When President Kennedy read the advance copy of
Seven Days in May
that Knebel had sent him, in late summer 1962, he was confident that he could head off any such disaster before it befell the country. The day after reading the book, JFK went sailing on the
Honey Fitz
with his old World War II pal, Red Fay. As the assistant Navy secretary, Fay served as a window for the president into the hostile military culture. Fay too had read an early copy of
Seven Days in May
and he was eager to hear JFK’s opinion of the book. Could a military coup really happen here?

“It’s possible,” JFK told his sailing mate in a calm voice. “It could happen in this country, but the conditions would have to be just right. If, for example, the country had a young president, and he had a Bay of Pigs, there would be a certain uneasiness. Maybe the military would do a little criticizing behind his back, but this would be written off as the usual military dissatisfaction with civilian control. Then if there were another Bay of Pigs, the reaction of the country would be, ‘Is he too young and inexperienced?’ The military would almost feel that it was their patriotic obligation to stand ready to preserve the integrity of the nation, and only God knows just what segment of democracy they would be defending if they overthrew the elected establishment.”

Finally, said the president, “if there were a third Bay of Pigs, it could happen.” He paused, as Fay absorbed this chilling scenario. “But it won’t happen on my watch,” Kennedy added.

Exercise a:
Can you quote the Kennedy passage word for word, starting at "When President Kennedy" and ending at "really happen here?"?

Data shown:
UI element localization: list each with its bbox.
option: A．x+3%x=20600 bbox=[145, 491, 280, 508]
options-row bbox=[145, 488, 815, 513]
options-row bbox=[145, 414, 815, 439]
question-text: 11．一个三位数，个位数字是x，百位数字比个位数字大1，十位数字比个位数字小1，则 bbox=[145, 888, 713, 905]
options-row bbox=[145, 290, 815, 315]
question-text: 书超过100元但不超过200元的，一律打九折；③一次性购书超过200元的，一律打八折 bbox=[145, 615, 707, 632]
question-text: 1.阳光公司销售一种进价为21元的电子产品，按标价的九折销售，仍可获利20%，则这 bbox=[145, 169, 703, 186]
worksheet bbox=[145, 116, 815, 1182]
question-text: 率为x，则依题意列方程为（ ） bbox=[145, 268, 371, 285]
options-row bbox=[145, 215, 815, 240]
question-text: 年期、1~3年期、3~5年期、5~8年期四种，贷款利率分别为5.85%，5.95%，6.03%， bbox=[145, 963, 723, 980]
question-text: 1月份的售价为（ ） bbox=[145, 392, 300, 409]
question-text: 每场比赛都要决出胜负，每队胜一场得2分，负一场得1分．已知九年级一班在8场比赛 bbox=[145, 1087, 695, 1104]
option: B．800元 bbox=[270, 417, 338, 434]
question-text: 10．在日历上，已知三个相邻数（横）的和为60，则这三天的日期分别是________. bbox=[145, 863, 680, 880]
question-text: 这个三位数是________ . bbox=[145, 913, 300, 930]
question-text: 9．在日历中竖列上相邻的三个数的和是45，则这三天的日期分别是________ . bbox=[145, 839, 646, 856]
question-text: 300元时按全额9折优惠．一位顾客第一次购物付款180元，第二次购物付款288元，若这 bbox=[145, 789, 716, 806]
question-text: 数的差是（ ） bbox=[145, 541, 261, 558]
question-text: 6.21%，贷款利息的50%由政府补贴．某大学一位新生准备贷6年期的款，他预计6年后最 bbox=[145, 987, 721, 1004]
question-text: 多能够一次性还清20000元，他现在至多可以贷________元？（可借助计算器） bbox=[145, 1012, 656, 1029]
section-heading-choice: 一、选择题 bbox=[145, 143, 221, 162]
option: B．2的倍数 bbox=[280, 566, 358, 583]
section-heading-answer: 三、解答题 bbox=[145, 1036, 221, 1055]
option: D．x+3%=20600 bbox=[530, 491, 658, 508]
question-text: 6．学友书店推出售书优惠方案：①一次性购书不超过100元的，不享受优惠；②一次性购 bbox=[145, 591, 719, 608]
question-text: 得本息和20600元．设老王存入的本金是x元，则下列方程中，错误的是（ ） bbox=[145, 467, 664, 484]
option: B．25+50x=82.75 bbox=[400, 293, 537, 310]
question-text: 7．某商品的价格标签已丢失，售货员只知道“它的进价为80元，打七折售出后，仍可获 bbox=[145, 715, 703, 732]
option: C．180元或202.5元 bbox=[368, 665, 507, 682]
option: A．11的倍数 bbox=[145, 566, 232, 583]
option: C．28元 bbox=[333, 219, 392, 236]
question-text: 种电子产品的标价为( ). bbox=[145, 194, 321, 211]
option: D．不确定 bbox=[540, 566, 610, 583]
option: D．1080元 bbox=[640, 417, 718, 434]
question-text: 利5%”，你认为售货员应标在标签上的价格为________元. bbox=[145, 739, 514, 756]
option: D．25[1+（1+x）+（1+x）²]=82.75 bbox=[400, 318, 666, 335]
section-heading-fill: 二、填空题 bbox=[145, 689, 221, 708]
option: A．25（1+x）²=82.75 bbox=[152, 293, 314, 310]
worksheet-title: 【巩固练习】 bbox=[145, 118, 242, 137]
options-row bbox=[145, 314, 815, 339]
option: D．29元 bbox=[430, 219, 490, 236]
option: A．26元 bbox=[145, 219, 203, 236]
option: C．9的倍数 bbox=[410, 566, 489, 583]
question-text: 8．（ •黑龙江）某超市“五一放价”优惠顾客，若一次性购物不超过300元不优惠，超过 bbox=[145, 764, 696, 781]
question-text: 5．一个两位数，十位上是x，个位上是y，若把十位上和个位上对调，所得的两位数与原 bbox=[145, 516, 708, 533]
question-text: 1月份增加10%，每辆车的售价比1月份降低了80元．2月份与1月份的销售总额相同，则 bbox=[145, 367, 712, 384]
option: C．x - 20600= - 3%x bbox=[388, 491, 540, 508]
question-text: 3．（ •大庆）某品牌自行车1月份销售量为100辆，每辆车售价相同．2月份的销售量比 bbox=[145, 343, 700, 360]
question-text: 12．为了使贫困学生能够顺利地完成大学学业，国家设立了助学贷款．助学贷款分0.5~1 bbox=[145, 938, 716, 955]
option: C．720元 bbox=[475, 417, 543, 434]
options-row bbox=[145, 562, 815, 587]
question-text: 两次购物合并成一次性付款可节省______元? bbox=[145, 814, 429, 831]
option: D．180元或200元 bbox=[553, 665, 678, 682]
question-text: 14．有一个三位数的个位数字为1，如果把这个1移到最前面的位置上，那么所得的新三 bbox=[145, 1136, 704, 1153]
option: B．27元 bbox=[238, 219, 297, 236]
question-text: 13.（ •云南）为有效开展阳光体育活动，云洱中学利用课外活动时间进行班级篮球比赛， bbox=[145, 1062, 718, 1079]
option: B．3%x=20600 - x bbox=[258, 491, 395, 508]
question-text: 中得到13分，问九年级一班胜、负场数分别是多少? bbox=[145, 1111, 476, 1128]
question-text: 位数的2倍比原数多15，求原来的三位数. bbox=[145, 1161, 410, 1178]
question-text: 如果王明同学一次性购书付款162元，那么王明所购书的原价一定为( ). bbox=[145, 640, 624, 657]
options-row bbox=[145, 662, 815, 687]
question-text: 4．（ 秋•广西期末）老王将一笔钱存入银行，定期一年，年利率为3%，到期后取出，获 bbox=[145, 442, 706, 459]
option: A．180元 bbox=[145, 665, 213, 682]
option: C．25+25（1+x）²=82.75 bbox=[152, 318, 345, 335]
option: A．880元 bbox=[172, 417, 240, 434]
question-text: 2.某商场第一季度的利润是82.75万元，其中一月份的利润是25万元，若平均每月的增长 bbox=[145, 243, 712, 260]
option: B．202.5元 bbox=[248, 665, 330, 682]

Exercise b:
Could you print the rows without changes, starting at the first row and ending at the row that contains "option: B．25+50x=82.75 bbox=[400, 293, 537, 310]", with both of those rows included?

Correct response a:
When President Kennedy read the advance copy of
Seven Days in May
that Knebel had sent him, in late summer 1962, he was confident that he could head off any such disaster before it befell the country. The day after reading the book, JFK went sailing on the
Honey Fitz
with his old World War II pal, Red Fay. As the assistant Navy secretary, Fay served as a window for the president into the hostile military culture. Fay too had read an early copy of
Seven Days in May
and he was eager to hear JFK’s opinion of the book. Could a military coup really happen here?

Correct response b:
UI element localization: list each with its bbox.
option: A．x+3%x=20600 bbox=[145, 491, 280, 508]
options-row bbox=[145, 488, 815, 513]
options-row bbox=[145, 414, 815, 439]
question-text: 11．一个三位数，个位数字是x，百位数字比个位数字大1，十位数字比个位数字小1，则 bbox=[145, 888, 713, 905]
options-row bbox=[145, 290, 815, 315]
question-text: 书超过100元但不超过200元的，一律打九折；③一次性购书超过200元的，一律打八折 bbox=[145, 615, 707, 632]
question-text: 1.阳光公司销售一种进价为21元的电子产品，按标价的九折销售，仍可获利20%，则这 bbox=[145, 169, 703, 186]
worksheet bbox=[145, 116, 815, 1182]
question-text: 率为x，则依题意列方程为（ ） bbox=[145, 268, 371, 285]
options-row bbox=[145, 215, 815, 240]
question-text: 年期、1~3年期、3~5年期、5~8年期四种，贷款利率分别为5.85%，5.95%，6.03%， bbox=[145, 963, 723, 980]
question-text: 1月份的售价为（ ） bbox=[145, 392, 300, 409]
question-text: 每场比赛都要决出胜负，每队胜一场得2分，负一场得1分．已知九年级一班在8场比赛 bbox=[145, 1087, 695, 1104]
option: B．800元 bbox=[270, 417, 338, 434]
question-text: 10．在日历上，已知三个相邻数（横）的和为60，则这三天的日期分别是________. bbox=[145, 863, 680, 880]
question-text: 这个三位数是________ . bbox=[145, 913, 300, 930]
question-text: 9．在日历中竖列上相邻的三个数的和是45，则这三天的日期分别是________ . bbox=[145, 839, 646, 856]
question-text: 300元时按全额9折优惠．一位顾客第一次购物付款180元，第二次购物付款288元，若这 bbox=[145, 789, 716, 806]
question-text: 数的差是（ ） bbox=[145, 541, 261, 558]
question-text: 6.21%，贷款利息的50%由政府补贴．某大学一位新生准备贷6年期的款，他预计6年后最 bbox=[145, 987, 721, 1004]
question-text: 多能够一次性还清20000元，他现在至多可以贷________元？（可借助计算器） bbox=[145, 1012, 656, 1029]
section-heading-choice: 一、选择题 bbox=[145, 143, 221, 162]
option: B．2的倍数 bbox=[280, 566, 358, 583]
section-heading-answer: 三、解答题 bbox=[145, 1036, 221, 1055]
option: D．x+3%=20600 bbox=[530, 491, 658, 508]
question-text: 6．学友书店推出售书优惠方案：①一次性购书不超过100元的，不享受优惠；②一次性购 bbox=[145, 591, 719, 608]
question-text: 得本息和20600元．设老王存入的本金是x元，则下列方程中，错误的是（ ） bbox=[145, 467, 664, 484]
option: B．25+50x=82.75 bbox=[400, 293, 537, 310]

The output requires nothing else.